### Task to complete
Repeat every line of the material below verbatim, leaving out the pictures.

Annotated element listings:
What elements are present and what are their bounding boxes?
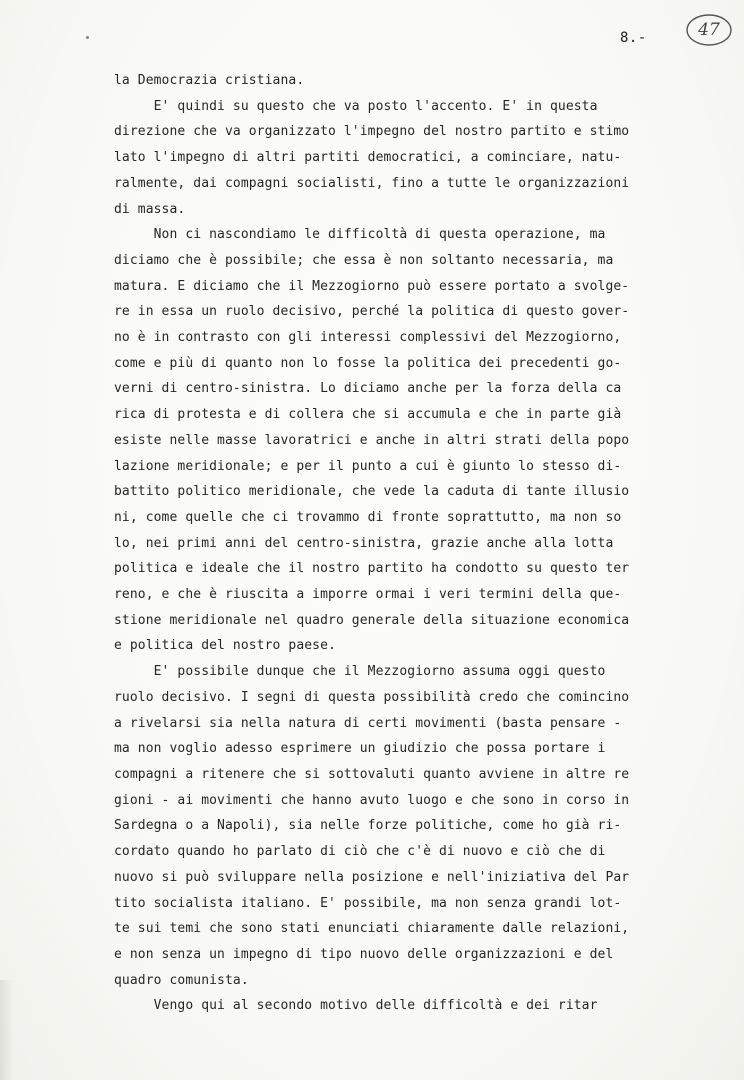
folio-number: 47	[698, 20, 720, 40]
text-line: e politica del nostro paese.	[114, 638, 336, 654]
text-line: diciamo che è possibile; che essa è non soltanto necessaria, ma	[114, 252, 614, 268]
text-line: lo, nei primi anni del centro-sinistra, grazie anche alla lotta	[114, 535, 614, 551]
text-line: come e più di quanto non lo fosse la politica dei precedenti go-	[114, 355, 622, 371]
text-line: no è in contrasto con gli interessi complessivi del Mezzogiorno,	[114, 330, 622, 346]
text-line: nuovo si può sviluppare nella posizione e nell'iniziativa del Par	[114, 869, 630, 885]
text-line: quadro comunista.	[114, 972, 249, 988]
text-line: politica e ideale che il nostro partito ha condotto su questo ter	[114, 561, 630, 577]
text-line: e non senza un impegno di tipo nuovo delle organizzazioni e del	[114, 946, 614, 962]
text-line: rica di protesta e di collera che si accumula e che in parte già	[114, 407, 622, 423]
text-line: stione meridionale nel quadro generale della situazione economica	[114, 612, 630, 628]
page-number: 8.-	[620, 30, 647, 46]
text-line: compagni a ritenere che si sottovaluti quanto avviene in altre re	[114, 766, 630, 782]
text-line: Vengo qui al secondo motivo delle difficoltà e dei ritar	[114, 998, 598, 1014]
text-line: re in essa un ruolo decisivo, perché la politica di questo gover-	[114, 304, 630, 320]
text-line: ma non voglio adesso esprimere un giudizio che possa portare i	[114, 741, 606, 757]
text-line: ralmente, dai compagni socialisti, fino a tutte le organizzazioni	[114, 175, 630, 191]
text-line: la Democrazia cristiana.	[114, 73, 305, 88]
text-line: esiste nelle masse lavoratrici e anche in altri strati della popo	[114, 432, 630, 448]
text-line: a rivelarsi sia nella natura di certi movimenti (basta pensare -	[114, 715, 622, 731]
page-mark-dot	[86, 36, 89, 39]
folio-stamp	[684, 12, 734, 48]
text-line: verni di centro-sinistra. Lo diciamo anche per la forza della ca	[114, 381, 622, 397]
text-line: direzione che va organizzato l'impegno del nostro partito e stimo	[114, 124, 630, 140]
text-line: lazione meridionale; e per il punto a cui è giunto lo stesso di-	[114, 458, 622, 474]
text-line: ruolo decisivo. I segni di questa possibilità credo che comincino	[114, 689, 630, 705]
text-line: cordato quando ho parlato di ciò che c'è di nuovo e ciò che di	[114, 844, 606, 860]
text-line: battito politico meridionale, che vede la caduta di tante illusio	[114, 484, 630, 500]
scan-edge-shadow	[0, 980, 14, 1080]
text-line: E' quindi su questo che va posto l'accento. E' in questa	[114, 98, 598, 114]
text-line: ni, come quelle che ci trovammo di fronte soprattutto, ma non so	[114, 509, 622, 525]
text-line: te sui temi che sono stati enunciati chiaramente dalle relazioni,	[114, 921, 630, 937]
text-line: reno, e che è riuscita a imporre ormai i veri termini della que-	[114, 587, 622, 603]
text-line: gioni - ai movimenti che hanno avuto luogo e che sono in corso in	[114, 792, 630, 808]
text-line: Sardegna o a Napoli), sia nelle forze politiche, come ho già ri-	[114, 818, 622, 834]
text-line: E' possibile dunque che il Mezzogiorno assuma oggi questo	[114, 664, 606, 680]
text-line: di massa.	[114, 201, 186, 217]
text-line: tito socialista italiano. E' possibile, ma non senza grandi lot-	[114, 895, 622, 911]
typed-body-text	[114, 68, 714, 1019]
text-line: Non ci nascondiamo le difficoltà di questa operazione, ma	[114, 227, 606, 243]
text-line: lato l'impegno di altri partiti democratici, a cominciare, natu-	[114, 150, 622, 166]
text-line: matura. E diciamo che il Mezzogiorno può essere portato a svolge-	[114, 278, 630, 294]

### Response to the task
What elements are present and what are their bounding boxes?
folio-number: 47	[698, 20, 720, 40]
text-line: e politica del nostro paese.	[114, 638, 336, 654]
text-line: diciamo che è possibile; che essa è non soltanto necessaria, ma	[114, 252, 614, 268]
text-line: lo, nei primi anni del centro-sinistra, grazie anche alla lotta	[114, 535, 614, 551]
text-line: come e più di quanto non lo fosse la politica dei precedenti go-	[114, 355, 622, 371]
text-line: no è in contrasto con gli interessi complessivi del Mezzogiorno,	[114, 330, 622, 346]
text-line: nuovo si può sviluppare nella posizione e nell'iniziativa del Par	[114, 869, 630, 885]
text-line: quadro comunista.	[114, 972, 249, 988]
text-line: politica e ideale che il nostro partito ha condotto su questo ter	[114, 561, 630, 577]
text-line: e non senza un impegno di tipo nuovo delle organizzazioni e del	[114, 946, 614, 962]
text-line: rica di protesta e di collera che si accumula e che in parte già	[114, 407, 622, 423]
text-line: stione meridionale nel quadro generale della situazione economica	[114, 612, 630, 628]
page-number: 8.-	[620, 30, 647, 46]
text-line: compagni a ritenere che si sottovaluti quanto avviene in altre re	[114, 766, 630, 782]
text-line: Vengo qui al secondo motivo delle difficoltà e dei ritar	[114, 998, 598, 1014]
text-line: re in essa un ruolo decisivo, perché la politica di questo gover-	[114, 304, 630, 320]
text-line: ma non voglio adesso esprimere un giudizio che possa portare i	[114, 741, 606, 757]
text-line: ralmente, dai compagni socialisti, fino a tutte le organizzazioni	[114, 175, 630, 191]
text-line: la Democrazia cristiana.	[114, 73, 305, 88]
text-line: esiste nelle masse lavoratrici e anche in altri strati della popo	[114, 432, 630, 448]
text-line: a rivelarsi sia nella natura di certi movimenti (basta pensare -	[114, 715, 622, 731]
page-mark-dot	[86, 36, 89, 39]
folio-stamp	[684, 12, 734, 48]
text-line: verni di centro-sinistra. Lo diciamo anche per la forza della ca	[114, 381, 622, 397]
text-line: direzione che va organizzato l'impegno del nostro partito e stimo	[114, 124, 630, 140]
text-line: lazione meridionale; e per il punto a cui è giunto lo stesso di-	[114, 458, 622, 474]
text-line: ruolo decisivo. I segni di questa possibilità credo che comincino	[114, 689, 630, 705]
text-line: cordato quando ho parlato di ciò che c'è di nuovo e ciò che di	[114, 844, 606, 860]
text-line: battito politico meridionale, che vede la caduta di tante illusio	[114, 484, 630, 500]
scan-edge-shadow	[0, 980, 14, 1080]
text-line: E' quindi su questo che va posto l'accento. E' in questa	[114, 98, 598, 114]
text-line: ni, come quelle che ci trovammo di fronte soprattutto, ma non so	[114, 509, 622, 525]
text-line: te sui temi che sono stati enunciati chiaramente dalle relazioni,	[114, 921, 630, 937]
text-line: reno, e che è riuscita a imporre ormai i veri termini della que-	[114, 587, 622, 603]
text-line: gioni - ai movimenti che hanno avuto luogo e che sono in corso in	[114, 792, 630, 808]
text-line: Sardegna o a Napoli), sia nelle forze politiche, come ho già ri-	[114, 818, 622, 834]
text-line: E' possibile dunque che il Mezzogiorno assuma oggi questo	[114, 664, 606, 680]
text-line: di massa.	[114, 201, 186, 217]
text-line: tito socialista italiano. E' possibile, ma non senza grandi lot-	[114, 895, 622, 911]
typed-body-text	[114, 68, 714, 1019]
text-line: Non ci nascondiamo le difficoltà di questa operazione, ma	[114, 227, 606, 243]
text-line: lato l'impegno di altri partiti democratici, a cominciare, natu-	[114, 150, 622, 166]
text-line: matura. E diciamo che il Mezzogiorno può essere portato a svolge-	[114, 278, 630, 294]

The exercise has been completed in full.